From e626582ff43ffb52d7507693d3214fce440736a6 Mon Sep 17 00:00:00 2001
From: Arne Binder <arne.binder@dfki.de>
Date: Thu, 11 Jan 2024 17:49:14 +0100
Subject: [PATCH 1/2] add test_tokenize_document_with_slow_tokenizer()

---
 tests/document/processing/test_tokenization.py | 9 +++++++++
 1 file changed, 9 insertions(+)

diff --git a/tests/document/processing/test_tokenization.py b/tests/document/processing/test_tokenization.py
index 5b043490a..7762b0b90 100644
--- a/tests/document/processing/test_tokenization.py
+++ b/tests/document/processing/test_tokenization.py
@@ -643,3 +643,12 @@ def test_tokenize_document_partition(text_document, tokenizer):
         (str(rel.head), rel.label, str(rel.tail)) for rel in tokenized_doc.relations
     ]
     assert relation_tuples == [("('it',)", "per:founder", "('O',)")]
+
+
+def test_tokenize_document_with_slow_tokenizer():
+    tokenizer = AutoTokenizer.from_pretrained("bert-base-cased", use_fast=False)
+    text_document = TextBasedDocument(text="Hello World")
+
+    tokenized_docs = tokenize_document(
+        text_document, tokenizer=tokenizer, result_document_type=TokenBasedDocument
+    )

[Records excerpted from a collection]
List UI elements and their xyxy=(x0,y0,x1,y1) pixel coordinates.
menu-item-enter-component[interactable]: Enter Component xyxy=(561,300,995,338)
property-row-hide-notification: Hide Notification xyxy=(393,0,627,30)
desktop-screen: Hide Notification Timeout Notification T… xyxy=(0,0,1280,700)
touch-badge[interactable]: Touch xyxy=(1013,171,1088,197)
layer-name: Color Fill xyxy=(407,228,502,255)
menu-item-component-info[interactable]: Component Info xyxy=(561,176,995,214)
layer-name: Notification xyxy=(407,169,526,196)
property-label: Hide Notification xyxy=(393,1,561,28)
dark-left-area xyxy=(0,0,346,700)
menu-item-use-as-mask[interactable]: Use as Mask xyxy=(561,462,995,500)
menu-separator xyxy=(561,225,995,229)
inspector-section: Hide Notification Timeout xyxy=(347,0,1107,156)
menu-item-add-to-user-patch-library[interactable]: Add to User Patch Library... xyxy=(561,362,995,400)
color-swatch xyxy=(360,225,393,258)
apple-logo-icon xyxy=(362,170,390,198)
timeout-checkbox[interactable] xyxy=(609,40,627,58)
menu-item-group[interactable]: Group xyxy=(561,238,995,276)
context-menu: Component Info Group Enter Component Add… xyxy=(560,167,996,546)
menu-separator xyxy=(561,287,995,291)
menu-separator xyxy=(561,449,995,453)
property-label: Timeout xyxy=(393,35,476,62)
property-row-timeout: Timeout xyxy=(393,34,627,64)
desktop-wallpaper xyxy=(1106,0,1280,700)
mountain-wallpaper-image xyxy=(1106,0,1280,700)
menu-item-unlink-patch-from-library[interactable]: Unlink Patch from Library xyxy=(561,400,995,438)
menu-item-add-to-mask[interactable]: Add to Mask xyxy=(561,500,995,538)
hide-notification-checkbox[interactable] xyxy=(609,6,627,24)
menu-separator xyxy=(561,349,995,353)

**Directives**
- a) Answer these questions about the patch:
(i) Whose name appears on the "From:" line?
(ii) How many insertions does the patch make?
(iii) What model name is passed to AutoTokenizer.from_pretrained?
- b) Swap "Thu" for "Thursday" in the patch, then write out the passage from "From e626582ff43ffb52d7507693d3214fce440736a6 Mon" to "1/2] add test_tokenize_document_with_slow_tokenizer()" with that change.

**Answers below**
- a)
(i) Arne Binder
(ii) 9
(iii) "bert-base-cased"

- b)
From e626582ff43ffb52d7507693d3214fce440736a6 Mon Sep 17 00:00:00 2001
From: Arne Binder <arne.binder@dfki.de>
Date: Thursday, 11 Jan 2024 17:49:14 +0100
Subject: [PATCH 1/2] add test_tokenize_document_with_slow_tokenizer()